DATA PROVIDED start

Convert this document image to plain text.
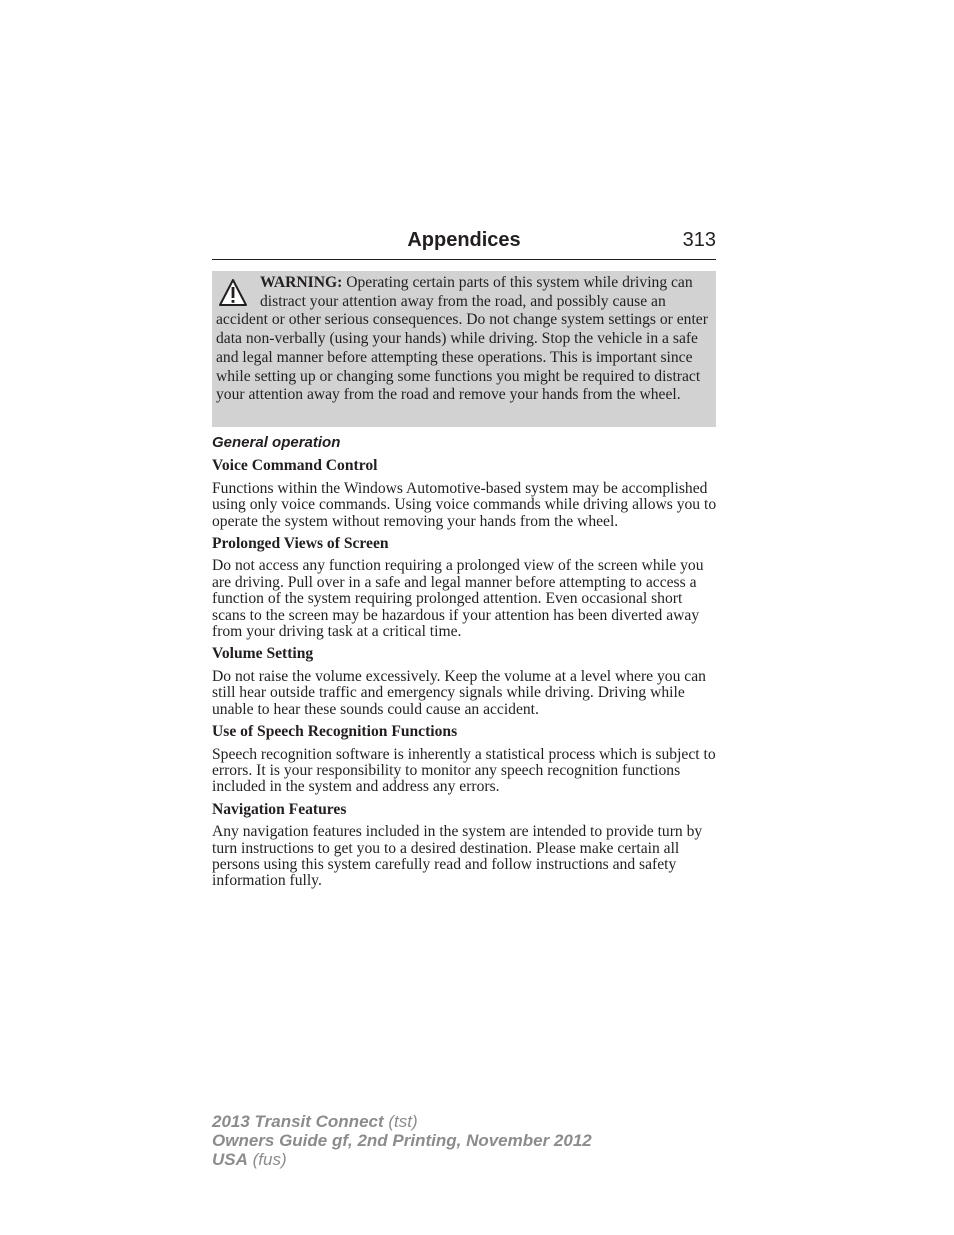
Appendices	313
WARNING: Operating certain parts of this system while driving can distract your attention away from the road, and possibly cause an accident or other serious consequences. Do not change system settings or enter data non-verbally (using your hands) while driving. Stop the vehicle in a safe and legal manner before attempting these operations. This is important since while setting up or changing some functions you might be required to distract your attention away from the road and remove your hands from the wheel.
General operation
Voice Command Control
Functions within the Windows Automotive-based system may be accomplished using only voice commands. Using voice commands while driving allows you to operate the system without removing your hands from the wheel.
Prolonged Views of Screen
Do not access any function requiring a prolonged view of the screen while you are driving. Pull over in a safe and legal manner before attempting to access a function of the system requiring prolonged attention. Even occasional short scans to the screen may be hazardous if your attention has been diverted away from your driving task at a critical time.
Volume Setting
Do not raise the volume excessively. Keep the volume at a level where you can still hear outside traffic and emergency signals while driving. Driving while unable to hear these sounds could cause an accident.
Use of Speech Recognition Functions
Speech recognition software is inherently a statistical process which is subject to errors. It is your responsibility to monitor any speech recognition functions included in the system and address any errors.
Navigation Features
Any navigation features included in the system are intended to provide turn by turn instructions to get you to a desired destination. Please make certain all persons using this system carefully read and follow instructions and safety information fully.
2013 Transit Connect (tst)
Owners Guide gf, 2nd Printing, November 2012
USA (fus)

DATA PROVIDED end

BRIEF: In the entries above, identify every line with the word "accident". Copy those lines.

FINAL RESULT:
WARNING: Operating certain parts of this system while driving can distract your attention away from the road, and possibly cause an accident or other serious consequences. Do not change system settings or enter data non-verbally (using your hands) while driving. Stop the vehicle in a safe and legal manner before attempting these operations. This is important since while setting up or changing some functions you might be required to distract your attention away from the road and remove your hands from the wheel.
Do not raise the volume excessively. Keep the volume at a level where you can still hear outside traffic and emergency signals while driving. Driving while unable to hear these sounds could cause an accident.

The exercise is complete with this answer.